• _WHAT THIS TASK INVOLVES_
Set down the material below in full, matching it exactly.
>>>>
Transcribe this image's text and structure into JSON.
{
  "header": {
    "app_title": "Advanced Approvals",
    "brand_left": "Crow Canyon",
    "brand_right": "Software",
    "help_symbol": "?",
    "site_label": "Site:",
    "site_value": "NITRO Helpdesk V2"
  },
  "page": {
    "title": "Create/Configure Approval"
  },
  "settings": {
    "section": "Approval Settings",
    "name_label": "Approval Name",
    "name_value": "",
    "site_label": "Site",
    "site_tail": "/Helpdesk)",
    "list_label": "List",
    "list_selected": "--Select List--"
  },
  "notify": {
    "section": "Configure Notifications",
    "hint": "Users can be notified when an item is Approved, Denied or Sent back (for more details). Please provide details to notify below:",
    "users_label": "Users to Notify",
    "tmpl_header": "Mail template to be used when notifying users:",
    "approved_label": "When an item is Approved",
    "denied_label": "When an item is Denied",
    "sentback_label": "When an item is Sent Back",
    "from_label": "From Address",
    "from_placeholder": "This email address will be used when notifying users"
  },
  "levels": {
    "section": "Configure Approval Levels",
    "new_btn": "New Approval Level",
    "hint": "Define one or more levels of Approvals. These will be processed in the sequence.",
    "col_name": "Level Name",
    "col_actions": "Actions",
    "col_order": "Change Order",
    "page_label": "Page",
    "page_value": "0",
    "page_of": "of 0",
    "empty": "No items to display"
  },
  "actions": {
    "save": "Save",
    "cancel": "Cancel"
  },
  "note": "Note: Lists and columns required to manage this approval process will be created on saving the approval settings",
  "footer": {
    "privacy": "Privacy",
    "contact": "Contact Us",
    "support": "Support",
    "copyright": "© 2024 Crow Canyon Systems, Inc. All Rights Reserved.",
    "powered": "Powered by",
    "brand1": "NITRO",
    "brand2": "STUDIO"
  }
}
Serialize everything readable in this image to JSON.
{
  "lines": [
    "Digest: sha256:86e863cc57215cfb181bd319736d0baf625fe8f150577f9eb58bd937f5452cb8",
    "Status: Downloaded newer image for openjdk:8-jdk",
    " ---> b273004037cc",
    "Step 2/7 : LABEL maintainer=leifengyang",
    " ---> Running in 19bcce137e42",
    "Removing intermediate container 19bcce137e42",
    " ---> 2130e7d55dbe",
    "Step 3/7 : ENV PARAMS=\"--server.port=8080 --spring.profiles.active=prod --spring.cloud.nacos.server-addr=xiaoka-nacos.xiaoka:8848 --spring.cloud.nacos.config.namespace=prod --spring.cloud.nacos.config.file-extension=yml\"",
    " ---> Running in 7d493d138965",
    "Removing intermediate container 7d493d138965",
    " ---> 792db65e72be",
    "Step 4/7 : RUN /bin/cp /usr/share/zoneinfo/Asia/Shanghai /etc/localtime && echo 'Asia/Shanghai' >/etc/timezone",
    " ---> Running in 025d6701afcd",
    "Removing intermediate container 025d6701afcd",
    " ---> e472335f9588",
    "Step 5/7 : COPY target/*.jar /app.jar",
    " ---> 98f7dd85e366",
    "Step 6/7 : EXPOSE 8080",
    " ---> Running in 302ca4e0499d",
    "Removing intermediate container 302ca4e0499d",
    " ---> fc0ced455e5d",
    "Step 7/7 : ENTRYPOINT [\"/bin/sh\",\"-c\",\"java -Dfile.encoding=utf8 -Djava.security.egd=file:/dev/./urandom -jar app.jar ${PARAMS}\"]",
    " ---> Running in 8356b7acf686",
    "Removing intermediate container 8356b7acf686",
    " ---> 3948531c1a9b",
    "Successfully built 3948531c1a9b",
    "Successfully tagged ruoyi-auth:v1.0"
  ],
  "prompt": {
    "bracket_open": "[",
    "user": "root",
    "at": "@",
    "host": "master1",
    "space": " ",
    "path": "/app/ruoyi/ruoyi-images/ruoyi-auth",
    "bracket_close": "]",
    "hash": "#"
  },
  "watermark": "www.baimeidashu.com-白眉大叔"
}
<<<<
• _SOLVED PROBLEM_
Transcribe this image's text and structure into JSON.
{
  "header": {
    "app_title": "Advanced Approvals",
    "brand_left": "Crow Canyon",
    "brand_right": "Software",
    "help_symbol": "?",
    "site_label": "Site:",
    "site_value": "NITRO Helpdesk V2"
  },
  "page": {
    "title": "Create/Configure Approval"
  },
  "settings": {
    "section": "Approval Settings",
    "name_label": "Approval Name",
    "name_value": "",
    "site_label": "Site",
    "site_tail": "/Helpdesk)",
    "list_label": "List",
    "list_selected": "--Select List--"
  },
  "notify": {
    "section": "Configure Notifications",
    "hint": "Users can be notified when an item is Approved, Denied or Sent back (for more details). Please provide details to notify below:",
    "users_label": "Users to Notify",
    "tmpl_header": "Mail template to be used when notifying users:",
    "approved_label": "When an item is Approved",
    "denied_label": "When an item is Denied",
    "sentback_label": "When an item is Sent Back",
    "from_label": "From Address",
    "from_placeholder": "This email address will be used when notifying users"
  },
  "levels": {
    "section": "Configure Approval Levels",
    "new_btn": "New Approval Level",
    "hint": "Define one or more levels of Approvals. These will be processed in the sequence.",
    "col_name": "Level Name",
    "col_actions": "Actions",
    "col_order": "Change Order",
    "page_label": "Page",
    "page_value": "0",
    "page_of": "of 0",
    "empty": "No items to display"
  },
  "actions": {
    "save": "Save",
    "cancel": "Cancel"
  },
  "note": "Note: Lists and columns required to manage this approval process will be created on saving the approval settings",
  "footer": {
    "privacy": "Privacy",
    "contact": "Contact Us",
    "support": "Support",
    "copyright": "© 2024 Crow Canyon Systems, Inc. All Rights Reserved.",
    "powered": "Powered by",
    "brand1": "NITRO",
    "brand2": "STUDIO"
  }
}
Serialize everything readable in this image to JSON.
{
  "lines": [
    "Digest: sha256:86e863cc57215cfb181bd319736d0baf625fe8f150577f9eb58bd937f5452cb8",
    "Status: Downloaded newer image for openjdk:8-jdk",
    " ---> b273004037cc",
    "Step 2/7 : LABEL maintainer=leifengyang",
    " ---> Running in 19bcce137e42",
    "Removing intermediate container 19bcce137e42",
    " ---> 2130e7d55dbe",
    "Step 3/7 : ENV PARAMS=\"--server.port=8080 --spring.profiles.active=prod --spring.cloud.nacos.server-addr=xiaoka-nacos.xiaoka:8848 --spring.cloud.nacos.config.namespace=prod --spring.cloud.nacos.config.file-extension=yml\"",
    " ---> Running in 7d493d138965",
    "Removing intermediate container 7d493d138965",
    " ---> 792db65e72be",
    "Step 4/7 : RUN /bin/cp /usr/share/zoneinfo/Asia/Shanghai /etc/localtime && echo 'Asia/Shanghai' >/etc/timezone",
    " ---> Running in 025d6701afcd",
    "Removing intermediate container 025d6701afcd",
    " ---> e472335f9588",
    "Step 5/7 : COPY target/*.jar /app.jar",
    " ---> 98f7dd85e366",
    "Step 6/7 : EXPOSE 8080",
    " ---> Running in 302ca4e0499d",
    "Removing intermediate container 302ca4e0499d",
    " ---> fc0ced455e5d",
    "Step 7/7 : ENTRYPOINT [\"/bin/sh\",\"-c\",\"java -Dfile.encoding=utf8 -Djava.security.egd=file:/dev/./urandom -jar app.jar ${PARAMS}\"]",
    " ---> Running in 8356b7acf686",
    "Removing intermediate container 8356b7acf686",
    " ---> 3948531c1a9b",
    "Successfully built 3948531c1a9b",
    "Successfully tagged ruoyi-auth:v1.0"
  ],
  "prompt": {
    "bracket_open": "[",
    "user": "root",
    "at": "@",
    "host": "master1",
    "space": " ",
    "path": "/app/ruoyi/ruoyi-images/ruoyi-auth",
    "bracket_close": "]",
    "hash": "#"
  },
  "watermark": "www.baimeidashu.com-白眉大叔"
}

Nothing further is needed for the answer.